▶ _DESCRIPTION OF THE TASK_
Gather from the material every line that contains the string "blend".

-- start AVAILABLE DATA --

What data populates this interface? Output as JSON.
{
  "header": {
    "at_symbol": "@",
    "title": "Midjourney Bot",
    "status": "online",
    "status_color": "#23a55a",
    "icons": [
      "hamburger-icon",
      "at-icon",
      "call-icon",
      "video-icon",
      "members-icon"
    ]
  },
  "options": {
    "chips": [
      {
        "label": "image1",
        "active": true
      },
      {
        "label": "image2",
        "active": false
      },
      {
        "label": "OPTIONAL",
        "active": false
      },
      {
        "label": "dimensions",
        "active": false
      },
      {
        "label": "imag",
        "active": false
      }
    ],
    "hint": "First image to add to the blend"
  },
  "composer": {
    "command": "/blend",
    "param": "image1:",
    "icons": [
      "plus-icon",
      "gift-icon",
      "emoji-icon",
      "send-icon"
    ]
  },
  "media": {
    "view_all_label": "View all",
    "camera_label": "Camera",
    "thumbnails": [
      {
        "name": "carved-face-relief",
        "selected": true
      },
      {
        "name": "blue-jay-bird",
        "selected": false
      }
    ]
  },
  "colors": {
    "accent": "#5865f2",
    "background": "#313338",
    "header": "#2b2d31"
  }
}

-- end AVAILABLE DATA --

▶ _REPLY_
    "hint": "First image to add to the blend"
    "command": "/blend",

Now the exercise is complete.